Find how many lines hold the word "Tervetuloa". Give only the number.

=-=-=

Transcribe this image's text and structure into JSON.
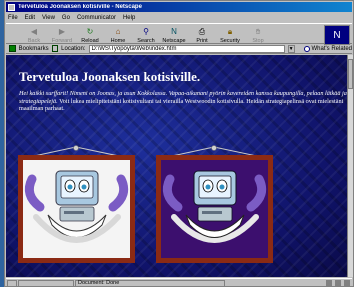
{
  "window": {
    "title": "Tervetuloa Joonaksen kotisiville - Netscape"
  },
  "menu": [
    "File",
    "Edit",
    "View",
    "Go",
    "Communicator",
    "Help"
  ],
  "toolbar": {
    "buttons": [
      {
        "label": "Back",
        "icon": "back-arrow",
        "enabled": false
      },
      {
        "label": "Forward",
        "icon": "forward-arrow",
        "enabled": false
      },
      {
        "label": "Reload",
        "icon": "reload",
        "enabled": true
      },
      {
        "label": "Home",
        "icon": "home",
        "enabled": true
      },
      {
        "label": "Search",
        "icon": "search",
        "enabled": true
      },
      {
        "label": "Netscape",
        "icon": "netscape",
        "enabled": true
      },
      {
        "label": "Print",
        "icon": "print",
        "enabled": true
      },
      {
        "label": "Security",
        "icon": "security-lock",
        "enabled": true
      },
      {
        "label": "Stop",
        "icon": "stop",
        "enabled": false
      }
    ]
  },
  "location": {
    "bookmarks_label": "Bookmarks",
    "location_label": "Location:",
    "url": "D:\\WS\\Työpöytä\\Web\\index.htm",
    "related_label": "What's Related"
  },
  "page": {
    "title": "Tervetuloa Joonaksen kotisiville.",
    "intro_italic": "Hei kaikki surffarit! Nimeni on Joonas, ja asun Kokkolassa. Vapaa-aikanani pyörin kavereiden kanssa kaupungilla, pelaan lätkää ja strategiapelejä.",
    "intro_rest": " Voit lukea mielipiteistäni kotisivultani tai vierailla Westwoodin kotisivulla. Heidän strategiapelinsä ovat mielestäni maailman parhaat."
  },
  "status": {
    "text": "Document: Done"
  },
  "colors": {
    "title_bar": "#000080",
    "page_background": "#10136a",
    "frame_wood": "#8b2a14",
    "monitor_body": "#a8c8e0",
    "horn": "#7b5cc4"
  }
}
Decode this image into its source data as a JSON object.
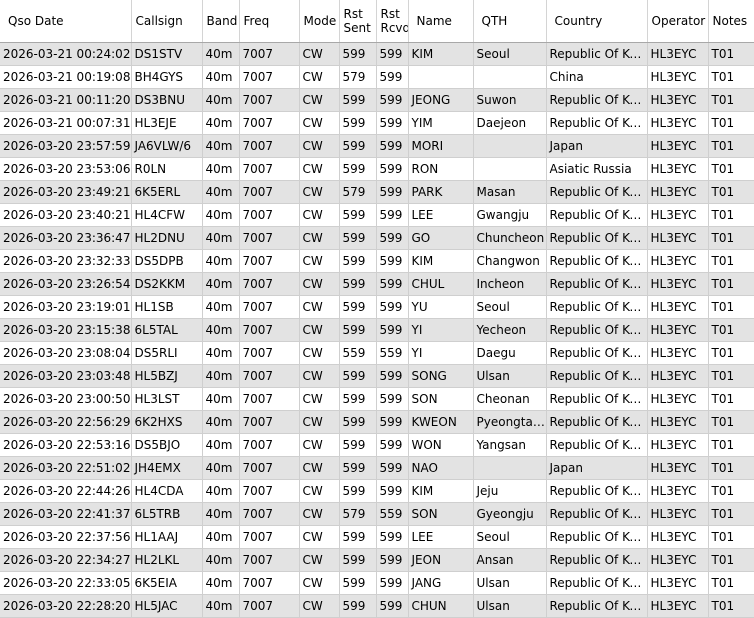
{
  "columns": [
    "Qso Date",
    "Callsign",
    "Band",
    "Freq",
    "Mode",
    "Rst\nSent",
    "Rst\nRcvd",
    "Name",
    "QTH",
    "Country",
    "Operator",
    "Notes"
  ],
  "rows": [
    [
      "2026-03-21 00:24:02",
      "DS1STV",
      "40m",
      "7007",
      "CW",
      "599",
      "599",
      "KIM",
      "Seoul",
      "Republic Of Ko...",
      "HL3EYC",
      "T01"
    ],
    [
      "2026-03-21 00:19:08",
      "BH4GYS",
      "40m",
      "7007",
      "CW",
      "579",
      "599",
      "",
      "",
      "China",
      "HL3EYC",
      "T01"
    ],
    [
      "2026-03-21 00:11:20",
      "DS3BNU",
      "40m",
      "7007",
      "CW",
      "599",
      "599",
      "JEONG",
      "Suwon",
      "Republic Of Ko...",
      "HL3EYC",
      "T01"
    ],
    [
      "2026-03-21 00:07:31",
      "HL3EJE",
      "40m",
      "7007",
      "CW",
      "599",
      "599",
      "YIM",
      "Daejeon",
      "Republic Of Ko...",
      "HL3EYC",
      "T01"
    ],
    [
      "2026-03-20 23:57:59",
      "JA6VLW/6",
      "40m",
      "7007",
      "CW",
      "599",
      "599",
      "MORI",
      "",
      "Japan",
      "HL3EYC",
      "T01"
    ],
    [
      "2026-03-20 23:53:06",
      "R0LN",
      "40m",
      "7007",
      "CW",
      "599",
      "599",
      "RON",
      "",
      "Asiatic Russia",
      "HL3EYC",
      "T01"
    ],
    [
      "2026-03-20 23:49:21",
      "6K5ERL",
      "40m",
      "7007",
      "CW",
      "579",
      "599",
      "PARK",
      "Masan",
      "Republic Of Ko...",
      "HL3EYC",
      "T01"
    ],
    [
      "2026-03-20 23:40:21",
      "HL4CFW",
      "40m",
      "7007",
      "CW",
      "599",
      "599",
      "LEE",
      "Gwangju",
      "Republic Of Ko...",
      "HL3EYC",
      "T01"
    ],
    [
      "2026-03-20 23:36:47",
      "HL2DNU",
      "40m",
      "7007",
      "CW",
      "599",
      "599",
      "GO",
      "Chuncheon",
      "Republic Of Ko...",
      "HL3EYC",
      "T01"
    ],
    [
      "2026-03-20 23:32:33",
      "DS5DPB",
      "40m",
      "7007",
      "CW",
      "599",
      "599",
      "KIM",
      "Changwon",
      "Republic Of Ko...",
      "HL3EYC",
      "T01"
    ],
    [
      "2026-03-20 23:26:54",
      "DS2KKM",
      "40m",
      "7007",
      "CW",
      "599",
      "599",
      "CHUL",
      "Incheon",
      "Republic Of Ko...",
      "HL3EYC",
      "T01"
    ],
    [
      "2026-03-20 23:19:01",
      "HL1SB",
      "40m",
      "7007",
      "CW",
      "599",
      "599",
      "YU",
      "Seoul",
      "Republic Of Ko...",
      "HL3EYC",
      "T01"
    ],
    [
      "2026-03-20 23:15:38",
      "6L5TAL",
      "40m",
      "7007",
      "CW",
      "599",
      "599",
      "YI",
      "Yecheon",
      "Republic Of Ko...",
      "HL3EYC",
      "T01"
    ],
    [
      "2026-03-20 23:08:04",
      "DS5RLI",
      "40m",
      "7007",
      "CW",
      "559",
      "559",
      "YI",
      "Daegu",
      "Republic Of Ko...",
      "HL3EYC",
      "T01"
    ],
    [
      "2026-03-20 23:03:48",
      "HL5BZJ",
      "40m",
      "7007",
      "CW",
      "599",
      "599",
      "SONG",
      "Ulsan",
      "Republic Of Ko...",
      "HL3EYC",
      "T01"
    ],
    [
      "2026-03-20 23:00:50",
      "HL3LST",
      "40m",
      "7007",
      "CW",
      "599",
      "599",
      "SON",
      "Cheonan",
      "Republic Of Ko...",
      "HL3EYC",
      "T01"
    ],
    [
      "2026-03-20 22:56:29",
      "6K2HXS",
      "40m",
      "7007",
      "CW",
      "599",
      "599",
      "KWEON",
      "Pyeongtaek",
      "Republic Of Ko...",
      "HL3EYC",
      "T01"
    ],
    [
      "2026-03-20 22:53:16",
      "DS5BJO",
      "40m",
      "7007",
      "CW",
      "599",
      "599",
      "WON",
      "Yangsan",
      "Republic Of Ko...",
      "HL3EYC",
      "T01"
    ],
    [
      "2026-03-20 22:51:02",
      "JH4EMX",
      "40m",
      "7007",
      "CW",
      "599",
      "599",
      "NAO",
      "",
      "Japan",
      "HL3EYC",
      "T01"
    ],
    [
      "2026-03-20 22:44:26",
      "HL4CDA",
      "40m",
      "7007",
      "CW",
      "599",
      "599",
      "KIM",
      "Jeju",
      "Republic Of Ko...",
      "HL3EYC",
      "T01"
    ],
    [
      "2026-03-20 22:41:37",
      "6L5TRB",
      "40m",
      "7007",
      "CW",
      "579",
      "559",
      "SON",
      "Gyeongju",
      "Republic Of Ko...",
      "HL3EYC",
      "T01"
    ],
    [
      "2026-03-20 22:37:56",
      "HL1AAJ",
      "40m",
      "7007",
      "CW",
      "599",
      "599",
      "LEE",
      "Seoul",
      "Republic Of Ko...",
      "HL3EYC",
      "T01"
    ],
    [
      "2026-03-20 22:34:27",
      "HL2LKL",
      "40m",
      "7007",
      "CW",
      "599",
      "599",
      "JEON",
      "Ansan",
      "Republic Of Ko...",
      "HL3EYC",
      "T01"
    ],
    [
      "2026-03-20 22:33:05",
      "6K5EIA",
      "40m",
      "7007",
      "CW",
      "599",
      "599",
      "JANG",
      "Ulsan",
      "Republic Of Ko...",
      "HL3EYC",
      "T01"
    ],
    [
      "2026-03-20 22:28:20",
      "HL5JAC",
      "40m",
      "7007",
      "CW",
      "599",
      "599",
      "CHUN",
      "Ulsan",
      "Republic Of Ko...",
      "HL3EYC",
      "T01"
    ]
  ]
}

=-=-=

● **TASK OUTPUT**
2